The CBFs have only just found started to intefere with the running - for quite some time now they have been messing with my food preparation, food intake and all other forms of exercise but I still thought I was *okay* as long as I was running... Now they have hit me full force and I have to acknowledge them and where I have fallen to..

This will be the first round I have not joined since May 2010.... I have been stalled at the same 4-5 kilos since  May 2011.... And here we are at May 2012 and I have "officially" given up..... Every round I have gone in thinking *I can do this* *I can get to my goal weight* *This round I am going to lose 20 kilos* and every time I fail..... I don't even come close... The most weight I have lost in one round is 7 kilos because I suck at sticking to the program. I "can't" /"won't" work it around my life. Not for the whole 12 weeks anyway!

Time for me to branch out on my own. To take the principles that worked for me and utilising them to the fullest degree. Paying forward a bit of support to my local group and letting myself shine at my own pace and in my own way and not feel bad about it! :)

Friday, October 14, 2011

Falling Behind and Catching Up!

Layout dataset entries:
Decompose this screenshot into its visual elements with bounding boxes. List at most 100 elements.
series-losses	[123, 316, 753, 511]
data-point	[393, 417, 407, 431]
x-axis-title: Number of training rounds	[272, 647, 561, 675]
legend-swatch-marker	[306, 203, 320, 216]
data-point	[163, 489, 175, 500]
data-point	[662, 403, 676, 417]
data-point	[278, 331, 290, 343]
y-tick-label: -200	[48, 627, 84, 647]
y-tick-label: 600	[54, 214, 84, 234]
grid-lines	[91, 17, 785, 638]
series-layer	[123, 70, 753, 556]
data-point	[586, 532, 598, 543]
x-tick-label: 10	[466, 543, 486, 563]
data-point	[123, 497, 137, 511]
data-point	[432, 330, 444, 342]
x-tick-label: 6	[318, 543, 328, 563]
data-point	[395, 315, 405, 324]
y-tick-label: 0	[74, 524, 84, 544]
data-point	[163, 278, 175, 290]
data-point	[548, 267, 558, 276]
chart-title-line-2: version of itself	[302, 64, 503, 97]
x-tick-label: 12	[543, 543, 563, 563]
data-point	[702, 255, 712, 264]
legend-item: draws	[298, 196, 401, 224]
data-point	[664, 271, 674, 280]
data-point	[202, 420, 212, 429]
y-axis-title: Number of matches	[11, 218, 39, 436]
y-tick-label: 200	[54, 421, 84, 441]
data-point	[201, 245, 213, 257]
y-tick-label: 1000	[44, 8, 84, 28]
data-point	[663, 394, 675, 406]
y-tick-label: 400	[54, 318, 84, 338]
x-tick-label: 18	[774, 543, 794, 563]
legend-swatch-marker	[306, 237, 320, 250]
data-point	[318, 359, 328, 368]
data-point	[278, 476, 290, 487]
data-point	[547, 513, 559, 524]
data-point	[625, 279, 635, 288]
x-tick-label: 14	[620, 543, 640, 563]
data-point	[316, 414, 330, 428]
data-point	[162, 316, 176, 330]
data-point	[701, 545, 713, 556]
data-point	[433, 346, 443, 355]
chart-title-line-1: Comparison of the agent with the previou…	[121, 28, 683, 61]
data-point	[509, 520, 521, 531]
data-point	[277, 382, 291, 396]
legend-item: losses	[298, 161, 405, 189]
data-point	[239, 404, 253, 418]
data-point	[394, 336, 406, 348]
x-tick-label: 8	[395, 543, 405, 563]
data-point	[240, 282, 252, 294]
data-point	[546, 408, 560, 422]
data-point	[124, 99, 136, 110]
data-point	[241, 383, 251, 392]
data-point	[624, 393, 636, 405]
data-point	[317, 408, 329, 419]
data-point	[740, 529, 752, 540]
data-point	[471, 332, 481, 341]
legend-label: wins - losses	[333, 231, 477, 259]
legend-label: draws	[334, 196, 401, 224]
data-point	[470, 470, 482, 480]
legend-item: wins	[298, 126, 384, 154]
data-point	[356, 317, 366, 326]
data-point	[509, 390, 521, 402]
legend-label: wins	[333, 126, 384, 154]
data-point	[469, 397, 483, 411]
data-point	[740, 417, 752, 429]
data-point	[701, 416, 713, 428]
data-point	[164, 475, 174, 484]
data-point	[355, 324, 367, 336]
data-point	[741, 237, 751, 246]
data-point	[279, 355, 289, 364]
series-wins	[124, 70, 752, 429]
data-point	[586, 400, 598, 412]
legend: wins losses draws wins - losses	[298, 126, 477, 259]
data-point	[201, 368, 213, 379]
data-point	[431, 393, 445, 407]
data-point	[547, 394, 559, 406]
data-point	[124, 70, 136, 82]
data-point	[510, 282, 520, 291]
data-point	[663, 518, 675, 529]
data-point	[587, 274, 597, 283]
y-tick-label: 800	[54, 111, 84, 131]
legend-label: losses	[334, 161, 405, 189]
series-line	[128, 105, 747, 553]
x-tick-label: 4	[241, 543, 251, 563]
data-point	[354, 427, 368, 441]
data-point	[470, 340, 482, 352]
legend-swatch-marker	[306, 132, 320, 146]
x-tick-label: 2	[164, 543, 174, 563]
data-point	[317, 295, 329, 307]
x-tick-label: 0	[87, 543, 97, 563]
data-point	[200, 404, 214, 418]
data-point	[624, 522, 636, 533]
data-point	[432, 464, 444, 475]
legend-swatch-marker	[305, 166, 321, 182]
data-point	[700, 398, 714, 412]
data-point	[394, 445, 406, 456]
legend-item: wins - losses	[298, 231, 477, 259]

Set tasks
**1.** In the blog post, what is the most weight the writer has lost in one round?
**2.** Please rewrite the layout dataset entries rows from the start of the rows through the row that contains "524, 84, 544]", inclusive, swapping "y-tick-label" for "y-axis-label" and leaving everything else unchanged.

Responses per task
**1.** 7 kilos.

**2.**
Decompose this screenshot into its visual elements with bounding boxes. List at most 100 elements.
series-losses	[123, 316, 753, 511]
data-point	[393, 417, 407, 431]
x-axis-title: Number of training rounds	[272, 647, 561, 675]
legend-swatch-marker	[306, 203, 320, 216]
data-point	[163, 489, 175, 500]
data-point	[662, 403, 676, 417]
data-point	[278, 331, 290, 343]
y-axis-label: -200	[48, 627, 84, 647]
y-axis-label: 600	[54, 214, 84, 234]
grid-lines	[91, 17, 785, 638]
series-layer	[123, 70, 753, 556]
data-point	[586, 532, 598, 543]
x-tick-label: 10	[466, 543, 486, 563]
data-point	[123, 497, 137, 511]
data-point	[432, 330, 444, 342]
x-tick-label: 6	[318, 543, 328, 563]
data-point	[395, 315, 405, 324]
y-axis-label: 0	[74, 524, 84, 544]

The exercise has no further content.